= The task =
Reproduce each line of the material exactly, minus any picture.

= Supplied entries =
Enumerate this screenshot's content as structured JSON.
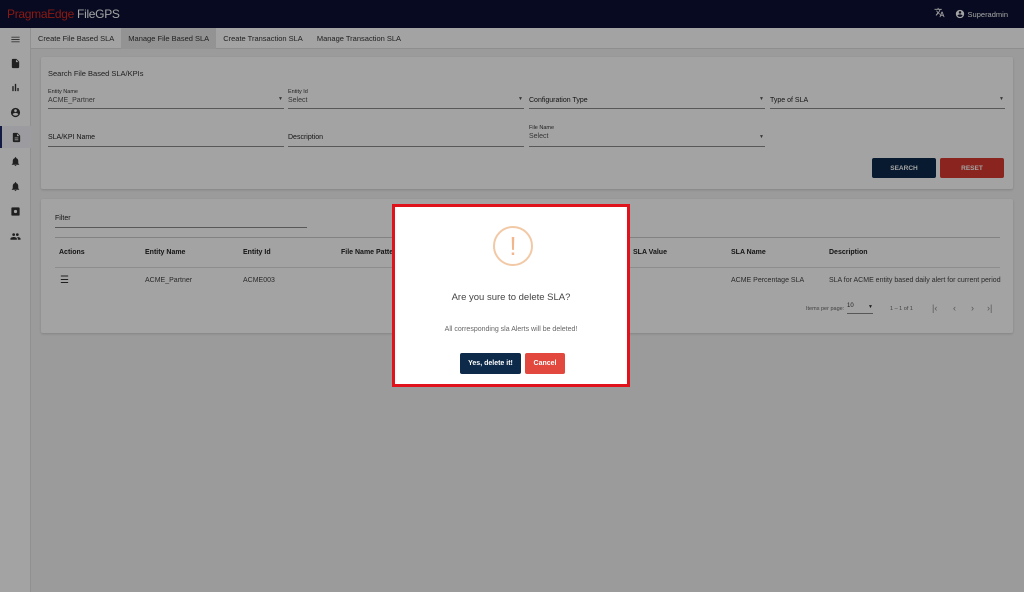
{
  "app": {
    "brand": "PragmaEdge",
    "product": "FileGPS",
    "user": "Superadmin"
  },
  "tabs": [
    {
      "label": "Create File Based SLA"
    },
    {
      "label": "Manage File Based SLA"
    },
    {
      "label": "Create Transaction SLA"
    },
    {
      "label": "Manage Transaction SLA"
    }
  ],
  "search": {
    "title": "Search File Based SLA/KPIs",
    "entity_name": {
      "label": "Entity Name",
      "value": "ACME_Partner"
    },
    "entity_id": {
      "label": "Entity Id",
      "value": "Select"
    },
    "configuration_type": {
      "placeholder": "Configuration Type"
    },
    "type_of_sla": {
      "placeholder": "Type of SLA"
    },
    "sla_kpi_name": {
      "placeholder": "SLA/KPI Name"
    },
    "description": {
      "placeholder": "Description"
    },
    "file_name": {
      "label": "File Name",
      "value": "Select"
    },
    "search_label": "SEARCH",
    "reset_label": "RESET"
  },
  "table": {
    "filter_placeholder": "Filter",
    "columns": [
      "Actions",
      "Entity Name",
      "Entity Id",
      "File Name Pattern",
      "SLA Value",
      "SLA Name",
      "Description"
    ],
    "rows": [
      {
        "entity_name": "ACME_Partner",
        "entity_id": "ACME003",
        "sla_name": "ACME Percentage SLA",
        "description": "SLA for ACME entity based daily alert for current period"
      }
    ],
    "pagination": {
      "items_per_page_label": "Items per page:",
      "items_per_page": "10",
      "range": "1 – 1 of 1"
    }
  },
  "dialog": {
    "icon": "!",
    "title": "Are you sure to delete SLA?",
    "text": "All corresponding sla Alerts will be deleted!",
    "confirm_label": "Yes, delete it!",
    "cancel_label": "Cancel"
  },
  "colors": {
    "topbar": "#0c1033",
    "brand": "#d6281f",
    "primary_button": "#0d2a4a",
    "danger_button": "#d63b30",
    "dialog_highlight": "#e0121c"
  },
  "icons": {
    "sidebar": [
      "menu-icon",
      "file-icon",
      "bar-chart-icon",
      "account-circle-icon",
      "document-icon",
      "bell-icon",
      "bell-icon",
      "settings-box-icon",
      "people-icon"
    ],
    "topbar": [
      "translate-icon",
      "account-circle-icon"
    ]
  }
}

= Problem solution =
Enumerate this screenshot's content as structured JSON.
{
  "app": {
    "brand": "PragmaEdge",
    "product": "FileGPS",
    "user": "Superadmin"
  },
  "tabs": [
    {
      "label": "Create File Based SLA"
    },
    {
      "label": "Manage File Based SLA"
    },
    {
      "label": "Create Transaction SLA"
    },
    {
      "label": "Manage Transaction SLA"
    }
  ],
  "search": {
    "title": "Search File Based SLA/KPIs",
    "entity_name": {
      "label": "Entity Name",
      "value": "ACME_Partner"
    },
    "entity_id": {
      "label": "Entity Id",
      "value": "Select"
    },
    "configuration_type": {
      "placeholder": "Configuration Type"
    },
    "type_of_sla": {
      "placeholder": "Type of SLA"
    },
    "sla_kpi_name": {
      "placeholder": "SLA/KPI Name"
    },
    "description": {
      "placeholder": "Description"
    },
    "file_name": {
      "label": "File Name",
      "value": "Select"
    },
    "search_label": "SEARCH",
    "reset_label": "RESET"
  },
  "table": {
    "filter_placeholder": "Filter",
    "columns": [
      "Actions",
      "Entity Name",
      "Entity Id",
      "File Name Pattern",
      "SLA Value",
      "SLA Name",
      "Description"
    ],
    "rows": [
      {
        "entity_name": "ACME_Partner",
        "entity_id": "ACME003",
        "sla_name": "ACME Percentage SLA",
        "description": "SLA for ACME entity based daily alert for current period"
      }
    ],
    "pagination": {
      "items_per_page_label": "Items per page:",
      "items_per_page": "10",
      "range": "1 – 1 of 1"
    }
  },
  "dialog": {
    "icon": "!",
    "title": "Are you sure to delete SLA?",
    "text": "All corresponding sla Alerts will be deleted!",
    "confirm_label": "Yes, delete it!",
    "cancel_label": "Cancel"
  },
  "colors": {
    "topbar": "#0c1033",
    "brand": "#d6281f",
    "primary_button": "#0d2a4a",
    "danger_button": "#d63b30",
    "dialog_highlight": "#e0121c"
  },
  "icons": {
    "sidebar": [
      "menu-icon",
      "file-icon",
      "bar-chart-icon",
      "account-circle-icon",
      "document-icon",
      "bell-icon",
      "bell-icon",
      "settings-box-icon",
      "people-icon"
    ],
    "topbar": [
      "translate-icon",
      "account-circle-icon"
    ]
  }
}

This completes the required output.